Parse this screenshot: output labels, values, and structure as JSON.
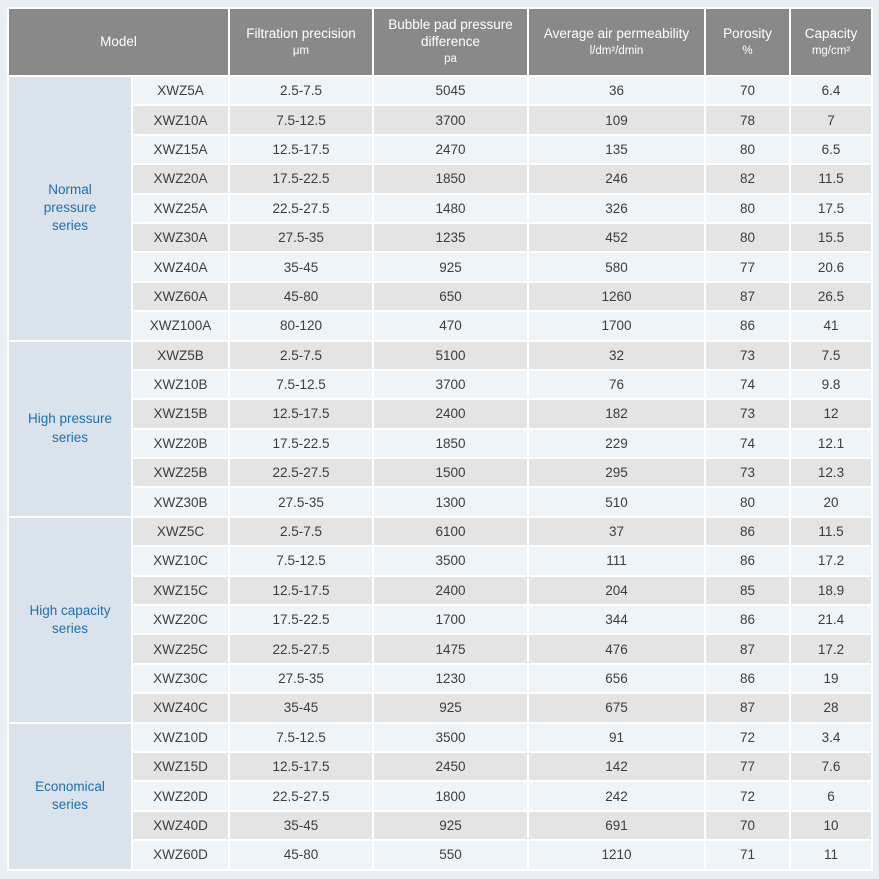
{
  "table": {
    "headers": [
      {
        "label": "Model",
        "unit": ""
      },
      {
        "label": "Filtration precision",
        "unit": "μm"
      },
      {
        "label": "Bubble pad pressure difference",
        "unit": "pa"
      },
      {
        "label": "Average air permeability",
        "unit": "l/dm²/dmin"
      },
      {
        "label": "Porosity",
        "unit": "%"
      },
      {
        "label": "Capacity",
        "unit": "mg/cm²"
      }
    ],
    "groups": [
      {
        "label": "Normal pressure series",
        "rows": [
          [
            "XWZ5A",
            "2.5-7.5",
            "5045",
            "36",
            "70",
            "6.4"
          ],
          [
            "XWZ10A",
            "7.5-12.5",
            "3700",
            "109",
            "78",
            "7"
          ],
          [
            "XWZ15A",
            "12.5-17.5",
            "2470",
            "135",
            "80",
            "6.5"
          ],
          [
            "XWZ20A",
            "17.5-22.5",
            "1850",
            "246",
            "82",
            "11.5"
          ],
          [
            "XWZ25A",
            "22.5-27.5",
            "1480",
            "326",
            "80",
            "17.5"
          ],
          [
            "XWZ30A",
            "27.5-35",
            "1235",
            "452",
            "80",
            "15.5"
          ],
          [
            "XWZ40A",
            "35-45",
            "925",
            "580",
            "77",
            "20.6"
          ],
          [
            "XWZ60A",
            "45-80",
            "650",
            "1260",
            "87",
            "26.5"
          ],
          [
            "XWZ100A",
            "80-120",
            "470",
            "1700",
            "86",
            "41"
          ]
        ]
      },
      {
        "label": "High pressure series",
        "rows": [
          [
            "XWZ5B",
            "2.5-7.5",
            "5100",
            "32",
            "73",
            "7.5"
          ],
          [
            "XWZ10B",
            "7.5-12.5",
            "3700",
            "76",
            "74",
            "9.8"
          ],
          [
            "XWZ15B",
            "12.5-17.5",
            "2400",
            "182",
            "73",
            "12"
          ],
          [
            "XWZ20B",
            "17.5-22.5",
            "1850",
            "229",
            "74",
            "12.1"
          ],
          [
            "XWZ25B",
            "22.5-27.5",
            "1500",
            "295",
            "73",
            "12.3"
          ],
          [
            "XWZ30B",
            "27.5-35",
            "1300",
            "510",
            "80",
            "20"
          ]
        ]
      },
      {
        "label": "High capacity series",
        "rows": [
          [
            "XWZ5C",
            "2.5-7.5",
            "6100",
            "37",
            "86",
            "11.5"
          ],
          [
            "XWZ10C",
            "7.5-12.5",
            "3500",
            "111",
            "86",
            "17.2"
          ],
          [
            "XWZ15C",
            "12.5-17.5",
            "2400",
            "204",
            "85",
            "18.9"
          ],
          [
            "XWZ20C",
            "17.5-22.5",
            "1700",
            "344",
            "86",
            "21.4"
          ],
          [
            "XWZ25C",
            "22.5-27.5",
            "1475",
            "476",
            "87",
            "17.2"
          ],
          [
            "XWZ30C",
            "27.5-35",
            "1230",
            "656",
            "86",
            "19"
          ],
          [
            "XWZ40C",
            "35-45",
            "925",
            "675",
            "87",
            "28"
          ]
        ]
      },
      {
        "label": "Economical series",
        "rows": [
          [
            "XWZ10D",
            "7.5-12.5",
            "3500",
            "91",
            "72",
            "3.4"
          ],
          [
            "XWZ15D",
            "12.5-17.5",
            "2450",
            "142",
            "77",
            "7.6"
          ],
          [
            "XWZ20D",
            "22.5-27.5",
            "1800",
            "242",
            "72",
            "6"
          ],
          [
            "XWZ40D",
            "35-45",
            "925",
            "691",
            "70",
            "10"
          ],
          [
            "XWZ60D",
            "45-80",
            "550",
            "1210",
            "71",
            "11"
          ]
        ]
      }
    ]
  },
  "colors": {
    "header_bg": "#898989",
    "header_text": "#ffffff",
    "group_bg": "#dae3ec",
    "group_text": "#1e6fae",
    "row_light": "#eff4f8",
    "row_dark": "#e4e4e4",
    "cell_text": "#3d3d3d",
    "page_bg": "#e9eff5",
    "grid_line": "#ffffff"
  }
}
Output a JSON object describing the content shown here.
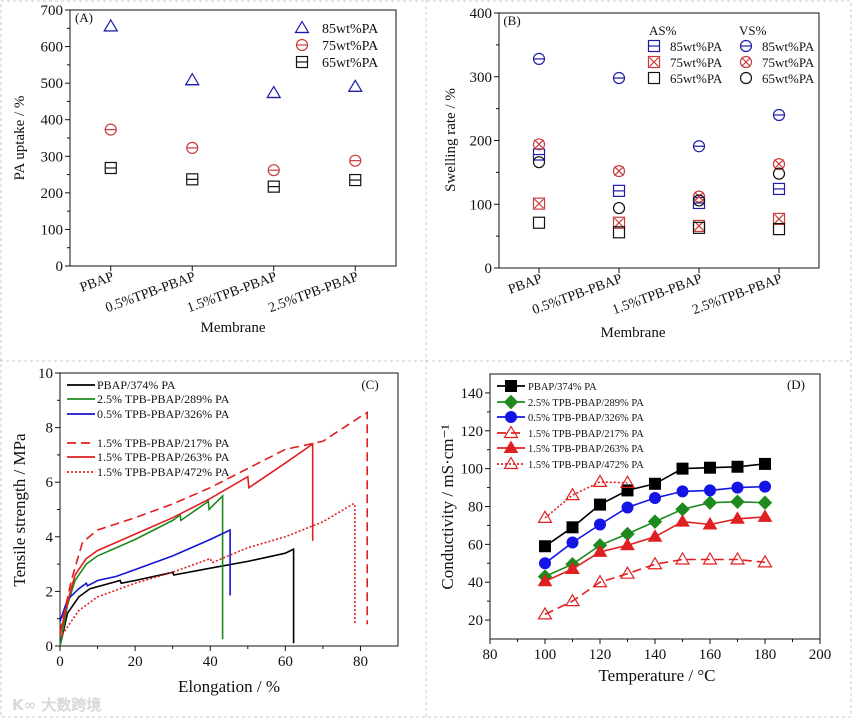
{
  "watermark": "大数跨境",
  "chart_data": [
    {
      "id": "A",
      "type": "scatter",
      "title": "(A)",
      "xlabel": "Membrane",
      "ylabel": "PA uptake / %",
      "categories": [
        "PBAP",
        "0.5%TPB-PBAP",
        "1.5%TPB-PBAP",
        "2.5%TPB-PBAP"
      ],
      "ylim": [
        0,
        700
      ],
      "ytick_step": 100,
      "series": [
        {
          "name": "85wt%PA",
          "marker": "triangle",
          "color": "#1c1ca8",
          "values": [
            655,
            508,
            473,
            490
          ]
        },
        {
          "name": "75wt%PA",
          "marker": "circle-line",
          "color": "#c83c3c",
          "values": [
            373,
            323,
            262,
            288
          ]
        },
        {
          "name": "65wt%PA",
          "marker": "square-line",
          "color": "#111111",
          "values": [
            268,
            237,
            217,
            235
          ]
        }
      ]
    },
    {
      "id": "B",
      "type": "scatter",
      "title": "(B)",
      "xlabel": "Membrane",
      "ylabel": "Swelling rate / %",
      "categories": [
        "PBAP",
        "0.5%TPB-PBAP",
        "1.5%TPB-PBAP",
        "2.5%TPB-PBAP"
      ],
      "ylim": [
        0,
        400
      ],
      "ytick_step": 100,
      "legend_groups": [
        "AS%",
        "VS%"
      ],
      "series": [
        {
          "group": "AS%",
          "name": "85wt%PA",
          "marker": "square-line",
          "color": "#1c1ca8",
          "values": [
            178,
            121,
            102,
            124
          ]
        },
        {
          "group": "AS%",
          "name": "75wt%PA",
          "marker": "square-x",
          "color": "#c83c3c",
          "values": [
            101,
            71,
            66,
            77
          ]
        },
        {
          "group": "AS%",
          "name": "65wt%PA",
          "marker": "square",
          "color": "#111111",
          "values": [
            71,
            56,
            63,
            61
          ]
        },
        {
          "group": "VS%",
          "name": "85wt%PA",
          "marker": "circle-line",
          "color": "#1c1ca8",
          "values": [
            328,
            298,
            191,
            240
          ]
        },
        {
          "group": "VS%",
          "name": "75wt%PA",
          "marker": "circle-x",
          "color": "#c83c3c",
          "values": [
            194,
            152,
            112,
            163
          ]
        },
        {
          "group": "VS%",
          "name": "65wt%PA",
          "marker": "circle",
          "color": "#111111",
          "values": [
            166,
            94,
            106,
            148
          ]
        }
      ]
    },
    {
      "id": "C",
      "type": "line",
      "title": "(C)",
      "xlabel": "Elongation  / %",
      "ylabel": "Tensile strength  / MPa",
      "xlim": [
        0,
        90
      ],
      "ylim": [
        0,
        10
      ],
      "xticks": [
        0,
        20,
        40,
        60,
        80
      ],
      "yticks": [
        0,
        2,
        4,
        6,
        8,
        10
      ],
      "series": [
        {
          "name": "PBAP/374% PA",
          "color": "#000000",
          "style": "solid",
          "x": [
            0,
            2,
            5,
            8,
            12,
            16,
            16.3,
            20,
            30,
            30.3,
            40,
            50,
            60,
            62.2,
            62.2
          ],
          "y": [
            0,
            1.2,
            1.8,
            2.1,
            2.25,
            2.4,
            2.3,
            2.4,
            2.7,
            2.6,
            2.85,
            3.1,
            3.4,
            3.55,
            0.1
          ]
        },
        {
          "name": "2.5% TPB-PBAP/289% PA",
          "color": "#1e8a1e",
          "style": "solid",
          "x": [
            0,
            2,
            4,
            7,
            10,
            20,
            30,
            32,
            32.2,
            39.5,
            39.7,
            43.3,
            43.3
          ],
          "y": [
            0,
            1.5,
            2.4,
            3.0,
            3.3,
            3.9,
            4.6,
            4.8,
            4.6,
            5.3,
            5.0,
            5.5,
            0.25
          ]
        },
        {
          "name": "0.5% TPB-PBAP/326% PA",
          "color": "#1414d2",
          "style": "solid",
          "x": [
            0,
            2,
            5,
            7,
            7.3,
            10,
            15,
            20,
            30,
            40,
            45.3,
            45.3
          ],
          "y": [
            0.9,
            1.7,
            2.1,
            2.3,
            2.2,
            2.4,
            2.55,
            2.8,
            3.3,
            3.9,
            4.25,
            1.85
          ]
        },
        {
          "name": "1.5% TPB-PBAP/217% PA",
          "color": "#e02020",
          "style": "dash",
          "x": [
            0,
            3,
            6,
            10,
            20,
            30,
            40,
            50,
            60,
            70,
            80,
            81.8,
            81.8
          ],
          "y": [
            0.5,
            2.4,
            3.8,
            4.25,
            4.7,
            5.2,
            5.8,
            6.5,
            7.2,
            7.5,
            8.4,
            8.55,
            0.8
          ]
        },
        {
          "name": "1.5% TPB-PBAP/263% PA",
          "color": "#e02020",
          "style": "solid",
          "x": [
            0,
            2,
            4,
            7,
            10,
            20,
            30,
            40,
            50,
            50.3,
            60,
            67.3,
            67.3
          ],
          "y": [
            0.4,
            1.6,
            2.6,
            3.2,
            3.5,
            4.1,
            4.7,
            5.4,
            6.2,
            5.8,
            6.7,
            7.4,
            3.85
          ]
        },
        {
          "name": "1.5% TPB-PBAP/472% PA",
          "color": "#e02020",
          "style": "dot",
          "x": [
            0,
            5,
            10,
            20,
            30,
            40,
            40.5,
            50,
            60,
            70,
            78,
            78.5,
            78.5
          ],
          "y": [
            0.3,
            1.3,
            1.8,
            2.3,
            2.7,
            3.2,
            3.05,
            3.6,
            4.0,
            4.55,
            5.2,
            5.2,
            0.8
          ]
        }
      ]
    },
    {
      "id": "D",
      "type": "line",
      "title": "(D)",
      "xlabel": "Temperature / °C",
      "ylabel": "Conductivity / mS·cm⁻¹",
      "xlim": [
        80,
        200
      ],
      "ylim": [
        10,
        150
      ],
      "xticks": [
        80,
        100,
        120,
        140,
        160,
        180,
        200
      ],
      "yticks": [
        20,
        40,
        60,
        80,
        100,
        120,
        140
      ],
      "series": [
        {
          "name": "PBAP/374% PA",
          "color": "#000000",
          "style": "solid",
          "marker": "square-filled",
          "x": [
            100,
            110,
            120,
            130,
            140,
            150,
            160,
            170,
            180
          ],
          "y": [
            59,
            69,
            81,
            88.5,
            92,
            100,
            100.5,
            101,
            102.5
          ]
        },
        {
          "name": "2.5% TPB-PBAP/289% PA",
          "color": "#1e8a1e",
          "style": "solid",
          "marker": "diamond-filled",
          "x": [
            100,
            110,
            120,
            130,
            140,
            150,
            160,
            170,
            180
          ],
          "y": [
            43,
            49.5,
            59.5,
            65.5,
            72,
            78.5,
            82,
            82.5,
            82
          ]
        },
        {
          "name": "0.5% TPB-PBAP/326% PA",
          "color": "#1414e6",
          "style": "solid",
          "marker": "circle-filled",
          "x": [
            100,
            110,
            120,
            130,
            140,
            150,
            160,
            170,
            180
          ],
          "y": [
            50,
            61,
            70.5,
            79.5,
            84.5,
            88,
            88.5,
            90,
            90.5
          ]
        },
        {
          "name": "1.5% TPB-PBAP/217% PA",
          "color": "#e02020",
          "style": "dash",
          "marker": "triangle-open",
          "x": [
            100,
            110,
            120,
            130,
            140,
            150,
            160,
            170,
            180
          ],
          "y": [
            23,
            30,
            40,
            44.5,
            49.5,
            52,
            52,
            52,
            50.5
          ]
        },
        {
          "name": "1.5% TPB-PBAP/263% PA",
          "color": "#e02020",
          "style": "solid",
          "marker": "triangle-filled",
          "x": [
            100,
            110,
            120,
            130,
            140,
            150,
            160,
            170,
            180
          ],
          "y": [
            40.5,
            47,
            56,
            59.5,
            64,
            72,
            70.5,
            73.5,
            74.5
          ]
        },
        {
          "name": "1.5% TPB-PBAP/472% PA",
          "color": "#e02020",
          "style": "dot",
          "marker": "triangle-open",
          "x": [
            100,
            110,
            120,
            130
          ],
          "y": [
            74,
            86,
            93,
            92.5
          ]
        }
      ]
    }
  ]
}
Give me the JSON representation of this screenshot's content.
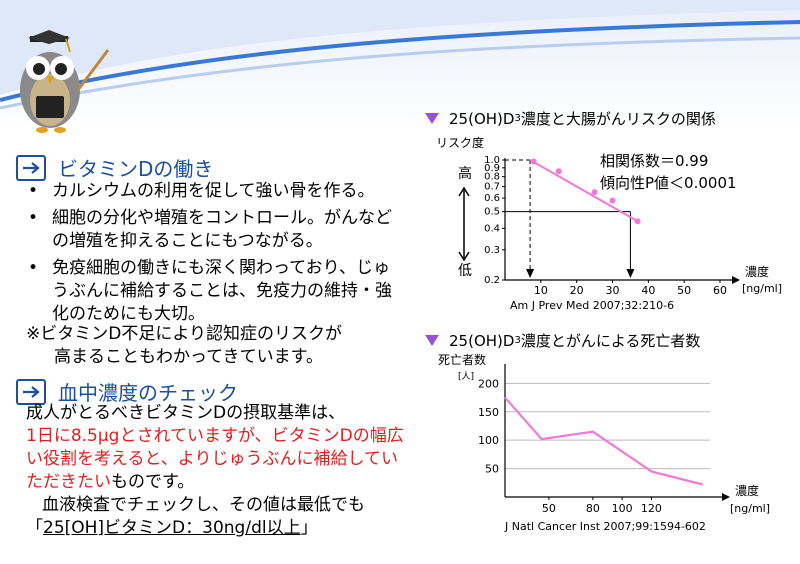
{
  "section1": {
    "title": "ビタミンDの働き",
    "bullets": [
      "カルシウムの利用を促して強い骨を作る。",
      "細胞の分化や増殖をコントロール。がんなどの増殖を抑えることにもつながる。",
      "免疫細胞の働きにも深く関わっており、じゅうぶんに補給することは、免疫力の維持・強化のためにも大切。"
    ],
    "note_line1": "※ビタミンD不足により認知症のリスクが",
    "note_line2": "高まることもわかってきています。"
  },
  "section2": {
    "title": "血中濃度のチェック",
    "para_black1": "成人がとるべきビタミンDの摂取基準は、",
    "para_red": "1日に8.5μgとされていますが、ビタミンDの幅広い役割を考えると、よりじゅうぶんに補給していただきたい",
    "para_black2": "ものです。",
    "para_black3": "血液検査でチェックし、その値は最低でも",
    "quote_open": "「",
    "quote_value": "25[OH]ビタミンD：30ng/dl以上",
    "quote_close": "」"
  },
  "bullet_symbol": "•",
  "colors": {
    "accent_blue": "#1b4fa0",
    "pink": "#f27ad6",
    "red": "#e11f1f",
    "triangle": "#9b4fd6"
  },
  "chart_data": [
    {
      "type": "scatter",
      "title_pre": "25(OH)D",
      "title_sub": "3",
      "title_post": "濃度と大腸がんリスクの関係",
      "ylabel": "リスク度",
      "y_high": "高",
      "y_low": "低",
      "xlabel": "濃度",
      "xunit": "[ng/ml]",
      "xlim": [
        0,
        60
      ],
      "ylim": [
        0.2,
        1.0
      ],
      "y_scale": "log",
      "x_ticks": [
        10,
        20,
        30,
        40,
        50,
        60
      ],
      "y_ticks": [
        "1.0",
        "0.9",
        "0.8",
        "0.7",
        "0.6",
        "0.5",
        "0.4",
        "0.3",
        "0.2"
      ],
      "x": [
        8,
        15,
        25,
        30,
        37
      ],
      "y": [
        0.98,
        0.86,
        0.65,
        0.58,
        0.44
      ],
      "trend": {
        "x": [
          7,
          37
        ],
        "y": [
          1.0,
          0.44
        ]
      },
      "reference": {
        "x": 35,
        "y": 0.5
      },
      "stat1": "相関係数＝0.99",
      "stat2": "傾向性P値＜0.0001",
      "source": "Am J Prev Med 2007;32:210-6"
    },
    {
      "type": "line",
      "title_pre": "25(OH)D",
      "title_sub": "3",
      "title_post": "濃度とがんによる死亡者数",
      "ylabel": "死亡者数",
      "yunit": "[人]",
      "xlabel": "濃度",
      "xunit": "[ng/ml]",
      "xlim": [
        20,
        160
      ],
      "ylim": [
        0,
        220
      ],
      "x_ticks": [
        50,
        80,
        100,
        120
      ],
      "y_ticks": [
        50,
        100,
        150,
        200
      ],
      "grid": true,
      "x": [
        20,
        45,
        80,
        100,
        120,
        155
      ],
      "y": [
        175,
        102,
        115,
        80,
        45,
        22
      ],
      "source": "J Natl Cancer Inst 2007;99:1594-602"
    }
  ]
}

Task objective: Tally up the lines with the word "ylabel" in them, and answer with that number by itself.

Complete output: 6